**Übungstext**
▬▬▬

Über die Verarmung der deutschen Ausdrücke
Neulich las ich in einer Stellungnahme der DFG (Deutsche Forschungsgemeinschaft) zur „Humanen Genomsequenzierung“ folgende Zeilen: „Eine besondere Herausforderung stellen die sogenannten Zusatzbefunde dar.“ Und nur einen Gedankenstrich weiter: „Die Aufklärung von Patientinnen und Patienten bei humangenetischen Fragestellungen ist besonders herausfordernd und vielschichtig.“ Die Beispiele sind beliebig, ich könnte Hunderte weitere solcher Sätze aus Stellungnahmen, Pressemitteilungen und auch aus Interviews von Politikern zitieren. Ein weiteres Beispiel gefällig: „Geld hatte der Staat zu Zeiten der Hochschulgründungen genügend, die Politik hoffte mit Zuversicht, dass die Region sich als blühende Wissenslandschaft entfalten würde. Die Hege und Pflege dieses Erbes ist bis heute eine Herausforderung.“
Was kaum noch auffällt: Jedes Problem, jede Aufgabe, jede Schwierigkeit, ja auch jede Brüskierung, jede Bedrohung, jeder Affront wird verharmlost zur „Herausforderung“. „Herausforderung“ bzw. „herausfordernd“ gerinnen zu einem „Plastikwörtern“ (Uwe Pörsken): Diese Wörter tauchen in beliebigen Zusammenhängen auf, sind vielfältig verwendbar, klingen gut, man fragt nicht danach, was dahinter steckt bzw. die Sprecher sagen wollen; sie drücken sich damit aber stereotypisch und geschwollen aus.

▬▬▬

Daten zur Erkennung der Dokumentstruktur

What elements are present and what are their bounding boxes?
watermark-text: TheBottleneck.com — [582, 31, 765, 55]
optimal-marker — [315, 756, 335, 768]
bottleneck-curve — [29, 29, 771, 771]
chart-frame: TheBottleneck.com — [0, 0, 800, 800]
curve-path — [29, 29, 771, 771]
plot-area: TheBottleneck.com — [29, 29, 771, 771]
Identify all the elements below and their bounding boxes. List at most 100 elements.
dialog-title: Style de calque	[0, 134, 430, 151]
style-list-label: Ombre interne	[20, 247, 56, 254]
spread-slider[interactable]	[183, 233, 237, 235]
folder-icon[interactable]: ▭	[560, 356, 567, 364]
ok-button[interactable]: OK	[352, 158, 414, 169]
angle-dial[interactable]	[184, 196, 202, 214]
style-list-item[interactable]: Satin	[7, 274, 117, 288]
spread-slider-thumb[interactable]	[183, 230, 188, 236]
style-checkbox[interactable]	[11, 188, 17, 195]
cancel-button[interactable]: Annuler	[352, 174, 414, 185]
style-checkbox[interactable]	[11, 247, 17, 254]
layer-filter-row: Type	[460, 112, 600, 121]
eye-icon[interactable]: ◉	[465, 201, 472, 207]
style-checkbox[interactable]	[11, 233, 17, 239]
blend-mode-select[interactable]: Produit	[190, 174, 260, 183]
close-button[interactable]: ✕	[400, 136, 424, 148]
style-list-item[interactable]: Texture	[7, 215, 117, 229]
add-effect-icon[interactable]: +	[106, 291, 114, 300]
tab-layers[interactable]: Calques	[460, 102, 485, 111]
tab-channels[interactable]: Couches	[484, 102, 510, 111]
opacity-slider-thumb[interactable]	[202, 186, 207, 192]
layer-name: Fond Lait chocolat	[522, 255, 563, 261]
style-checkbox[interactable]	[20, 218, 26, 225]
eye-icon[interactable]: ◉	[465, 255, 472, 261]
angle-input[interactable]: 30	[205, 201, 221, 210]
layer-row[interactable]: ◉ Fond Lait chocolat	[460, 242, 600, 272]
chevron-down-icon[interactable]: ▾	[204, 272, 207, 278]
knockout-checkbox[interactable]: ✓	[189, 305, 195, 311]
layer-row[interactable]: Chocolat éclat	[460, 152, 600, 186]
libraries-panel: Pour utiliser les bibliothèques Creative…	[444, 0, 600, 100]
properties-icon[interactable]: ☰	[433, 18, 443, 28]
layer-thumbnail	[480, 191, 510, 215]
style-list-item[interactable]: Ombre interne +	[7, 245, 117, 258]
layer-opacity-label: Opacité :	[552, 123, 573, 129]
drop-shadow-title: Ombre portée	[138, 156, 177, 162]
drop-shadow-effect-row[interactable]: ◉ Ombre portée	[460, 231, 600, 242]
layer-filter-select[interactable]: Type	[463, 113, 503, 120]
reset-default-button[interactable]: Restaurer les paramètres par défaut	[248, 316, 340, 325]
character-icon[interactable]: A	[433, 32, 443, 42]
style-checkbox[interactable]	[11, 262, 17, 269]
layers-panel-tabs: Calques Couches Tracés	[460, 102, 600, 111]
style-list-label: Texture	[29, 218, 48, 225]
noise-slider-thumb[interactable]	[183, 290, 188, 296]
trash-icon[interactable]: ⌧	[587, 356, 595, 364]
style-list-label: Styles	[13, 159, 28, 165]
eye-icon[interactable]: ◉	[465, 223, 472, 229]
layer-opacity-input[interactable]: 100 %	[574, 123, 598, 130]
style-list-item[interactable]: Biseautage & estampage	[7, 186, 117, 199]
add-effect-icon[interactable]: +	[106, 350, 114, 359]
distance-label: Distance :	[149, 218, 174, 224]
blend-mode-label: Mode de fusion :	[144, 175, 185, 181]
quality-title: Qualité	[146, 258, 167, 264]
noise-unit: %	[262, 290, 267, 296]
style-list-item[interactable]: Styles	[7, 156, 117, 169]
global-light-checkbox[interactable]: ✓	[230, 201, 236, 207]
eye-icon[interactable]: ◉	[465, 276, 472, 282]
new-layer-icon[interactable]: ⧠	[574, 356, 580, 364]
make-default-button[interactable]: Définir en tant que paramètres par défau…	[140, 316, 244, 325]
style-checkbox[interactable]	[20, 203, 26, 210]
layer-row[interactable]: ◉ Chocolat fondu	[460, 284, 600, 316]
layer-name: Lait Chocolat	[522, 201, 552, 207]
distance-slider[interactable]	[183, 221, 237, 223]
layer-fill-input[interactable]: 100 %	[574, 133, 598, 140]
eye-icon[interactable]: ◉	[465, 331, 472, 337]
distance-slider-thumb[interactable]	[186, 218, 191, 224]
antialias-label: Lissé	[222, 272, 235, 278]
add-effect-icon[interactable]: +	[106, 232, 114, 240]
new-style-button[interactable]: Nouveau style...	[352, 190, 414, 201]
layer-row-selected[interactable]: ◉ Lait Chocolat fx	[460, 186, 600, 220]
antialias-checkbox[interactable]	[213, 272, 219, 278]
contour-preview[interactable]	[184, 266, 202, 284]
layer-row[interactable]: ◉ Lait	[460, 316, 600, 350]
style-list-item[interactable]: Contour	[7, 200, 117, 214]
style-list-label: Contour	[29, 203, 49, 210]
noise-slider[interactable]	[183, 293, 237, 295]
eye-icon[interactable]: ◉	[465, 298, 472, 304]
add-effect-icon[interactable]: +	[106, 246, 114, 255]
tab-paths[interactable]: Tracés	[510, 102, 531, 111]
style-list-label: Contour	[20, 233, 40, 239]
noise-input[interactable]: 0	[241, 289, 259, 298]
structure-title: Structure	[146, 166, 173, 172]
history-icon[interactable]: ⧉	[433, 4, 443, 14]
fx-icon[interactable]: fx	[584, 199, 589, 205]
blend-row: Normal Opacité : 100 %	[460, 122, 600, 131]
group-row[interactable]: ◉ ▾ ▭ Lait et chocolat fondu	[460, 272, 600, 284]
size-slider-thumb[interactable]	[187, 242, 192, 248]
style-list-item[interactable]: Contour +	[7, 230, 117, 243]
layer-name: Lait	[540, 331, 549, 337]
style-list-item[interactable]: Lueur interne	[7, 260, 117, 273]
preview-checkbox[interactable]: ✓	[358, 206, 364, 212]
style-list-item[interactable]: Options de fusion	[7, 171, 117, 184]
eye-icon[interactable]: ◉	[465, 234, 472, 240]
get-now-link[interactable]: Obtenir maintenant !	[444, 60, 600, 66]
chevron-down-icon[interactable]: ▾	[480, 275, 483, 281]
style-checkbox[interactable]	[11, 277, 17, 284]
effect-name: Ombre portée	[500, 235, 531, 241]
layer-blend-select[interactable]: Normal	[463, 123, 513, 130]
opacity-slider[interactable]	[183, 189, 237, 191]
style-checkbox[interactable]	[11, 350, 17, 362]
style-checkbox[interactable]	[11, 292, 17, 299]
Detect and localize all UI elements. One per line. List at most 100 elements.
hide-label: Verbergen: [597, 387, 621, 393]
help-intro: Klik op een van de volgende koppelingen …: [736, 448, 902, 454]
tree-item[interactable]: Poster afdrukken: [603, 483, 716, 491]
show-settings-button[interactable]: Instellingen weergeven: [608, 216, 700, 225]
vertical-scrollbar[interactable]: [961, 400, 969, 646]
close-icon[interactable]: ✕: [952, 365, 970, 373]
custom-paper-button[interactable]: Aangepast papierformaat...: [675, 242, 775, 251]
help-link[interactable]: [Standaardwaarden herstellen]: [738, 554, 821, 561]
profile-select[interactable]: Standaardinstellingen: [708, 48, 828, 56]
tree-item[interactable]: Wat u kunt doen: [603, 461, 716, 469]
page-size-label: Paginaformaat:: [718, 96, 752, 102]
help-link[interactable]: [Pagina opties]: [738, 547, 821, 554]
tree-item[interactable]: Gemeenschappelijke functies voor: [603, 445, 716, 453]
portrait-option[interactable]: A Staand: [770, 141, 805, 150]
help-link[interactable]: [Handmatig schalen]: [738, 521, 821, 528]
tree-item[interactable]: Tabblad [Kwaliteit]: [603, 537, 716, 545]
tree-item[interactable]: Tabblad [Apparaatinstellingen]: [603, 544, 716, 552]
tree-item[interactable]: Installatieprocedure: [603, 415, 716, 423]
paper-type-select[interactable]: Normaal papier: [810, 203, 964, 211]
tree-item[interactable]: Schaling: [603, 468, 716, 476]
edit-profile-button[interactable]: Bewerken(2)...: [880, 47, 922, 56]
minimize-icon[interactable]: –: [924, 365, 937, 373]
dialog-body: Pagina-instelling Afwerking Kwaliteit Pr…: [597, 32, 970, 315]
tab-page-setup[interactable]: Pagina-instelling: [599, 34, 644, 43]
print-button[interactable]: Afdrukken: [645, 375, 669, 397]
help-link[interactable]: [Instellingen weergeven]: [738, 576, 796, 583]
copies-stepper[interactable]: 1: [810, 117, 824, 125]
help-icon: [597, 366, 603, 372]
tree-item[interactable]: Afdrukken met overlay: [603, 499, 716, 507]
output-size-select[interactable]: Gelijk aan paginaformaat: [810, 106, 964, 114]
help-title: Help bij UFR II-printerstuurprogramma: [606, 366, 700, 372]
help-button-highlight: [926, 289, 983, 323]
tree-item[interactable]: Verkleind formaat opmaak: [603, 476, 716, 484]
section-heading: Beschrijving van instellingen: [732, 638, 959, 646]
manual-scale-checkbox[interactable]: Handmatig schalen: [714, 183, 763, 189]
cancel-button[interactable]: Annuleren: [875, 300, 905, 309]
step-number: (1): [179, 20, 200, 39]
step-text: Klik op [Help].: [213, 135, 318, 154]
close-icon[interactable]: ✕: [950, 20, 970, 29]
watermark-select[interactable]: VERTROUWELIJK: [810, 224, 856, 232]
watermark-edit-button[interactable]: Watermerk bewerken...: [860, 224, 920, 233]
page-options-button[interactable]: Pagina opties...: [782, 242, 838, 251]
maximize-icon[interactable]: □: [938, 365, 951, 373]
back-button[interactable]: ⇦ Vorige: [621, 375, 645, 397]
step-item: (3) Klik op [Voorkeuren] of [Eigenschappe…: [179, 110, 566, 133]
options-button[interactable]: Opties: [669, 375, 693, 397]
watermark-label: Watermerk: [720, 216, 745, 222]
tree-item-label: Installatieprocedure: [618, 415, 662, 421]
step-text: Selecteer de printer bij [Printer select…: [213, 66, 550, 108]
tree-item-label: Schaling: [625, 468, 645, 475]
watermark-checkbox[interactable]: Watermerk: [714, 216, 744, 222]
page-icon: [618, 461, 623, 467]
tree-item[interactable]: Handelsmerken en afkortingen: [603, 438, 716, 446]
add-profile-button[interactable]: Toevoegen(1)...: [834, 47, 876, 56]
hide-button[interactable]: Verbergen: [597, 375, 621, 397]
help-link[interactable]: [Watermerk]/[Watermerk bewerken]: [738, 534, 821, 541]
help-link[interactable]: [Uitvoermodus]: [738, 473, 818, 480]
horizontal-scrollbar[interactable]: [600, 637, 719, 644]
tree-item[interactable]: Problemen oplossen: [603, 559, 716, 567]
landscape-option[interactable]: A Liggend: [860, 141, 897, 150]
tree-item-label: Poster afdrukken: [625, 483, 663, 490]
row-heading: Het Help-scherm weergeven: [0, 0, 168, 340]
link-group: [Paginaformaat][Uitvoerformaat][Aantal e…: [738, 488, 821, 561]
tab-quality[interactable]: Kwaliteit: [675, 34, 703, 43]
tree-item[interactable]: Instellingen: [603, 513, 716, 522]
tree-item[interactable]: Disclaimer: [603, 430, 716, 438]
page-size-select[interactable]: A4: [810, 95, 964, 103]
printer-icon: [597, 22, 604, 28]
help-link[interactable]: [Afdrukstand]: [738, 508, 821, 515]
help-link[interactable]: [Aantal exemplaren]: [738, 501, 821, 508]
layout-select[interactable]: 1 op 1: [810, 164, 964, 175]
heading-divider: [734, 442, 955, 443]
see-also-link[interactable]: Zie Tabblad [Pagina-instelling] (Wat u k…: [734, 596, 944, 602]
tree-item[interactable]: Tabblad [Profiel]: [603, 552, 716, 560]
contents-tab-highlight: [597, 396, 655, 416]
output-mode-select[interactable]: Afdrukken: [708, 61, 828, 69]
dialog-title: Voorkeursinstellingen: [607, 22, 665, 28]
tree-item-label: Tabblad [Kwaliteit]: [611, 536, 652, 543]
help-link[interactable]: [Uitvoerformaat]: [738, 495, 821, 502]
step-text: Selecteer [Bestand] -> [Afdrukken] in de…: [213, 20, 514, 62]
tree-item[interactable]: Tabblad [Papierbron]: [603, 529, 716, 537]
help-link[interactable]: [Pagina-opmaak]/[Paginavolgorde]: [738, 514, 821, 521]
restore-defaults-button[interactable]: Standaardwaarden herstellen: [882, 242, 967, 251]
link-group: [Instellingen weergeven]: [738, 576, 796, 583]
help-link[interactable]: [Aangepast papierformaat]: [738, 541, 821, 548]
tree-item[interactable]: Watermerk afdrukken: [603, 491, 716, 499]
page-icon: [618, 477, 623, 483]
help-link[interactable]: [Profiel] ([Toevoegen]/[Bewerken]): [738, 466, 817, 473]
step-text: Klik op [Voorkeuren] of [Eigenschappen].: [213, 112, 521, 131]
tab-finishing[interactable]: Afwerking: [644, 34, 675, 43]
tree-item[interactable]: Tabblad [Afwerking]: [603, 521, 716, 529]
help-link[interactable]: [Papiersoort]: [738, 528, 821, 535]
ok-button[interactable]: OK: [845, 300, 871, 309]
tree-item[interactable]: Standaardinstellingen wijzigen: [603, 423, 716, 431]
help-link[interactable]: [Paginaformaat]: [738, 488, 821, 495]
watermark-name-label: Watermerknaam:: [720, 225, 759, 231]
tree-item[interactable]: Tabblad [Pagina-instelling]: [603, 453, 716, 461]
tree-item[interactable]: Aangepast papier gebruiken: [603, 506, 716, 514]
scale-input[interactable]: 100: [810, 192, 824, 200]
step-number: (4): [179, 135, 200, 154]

▬▬▬

**Fragen zum Text**
**1.** Welche Organisation hat laut Übungstext die Stellungnahme zur „Humanen Genomsequenzierung“ verfasst?
**2.** Geben Sie den Absatz des Übungstextes, der mit „Was kaum noch auffällt“ beginnt, als knappe Stichpunktliste wieder.
Stützen Sie sich ausschließlich auf den Übungstext, nicht auf die Einträge.

**Lösungen**
**1.** Die DFG (Deutsche Forschungsgemeinschaft).

**2.**
- Probleme, Aufgaben und Schwierigkeiten, aber auch Brüskierungen, Bedrohungen und Affronts werden kaum merklich zur „Herausforderung“ verharmlost.
- „Herausforderung“ und „herausfordernd“ werden zu Plastikwörtern im Sinne von Uwe Pörsken.
- Solche Wörter tauchen in beliebigen Zusammenhängen auf, sind vielfältig verwendbar und klingen gut.
- Man fragt nicht, was dahintersteckt oder was die Sprecher sagen wollen.
- Wer sie verwendet, drückt sich stereotyp und geschwollen aus.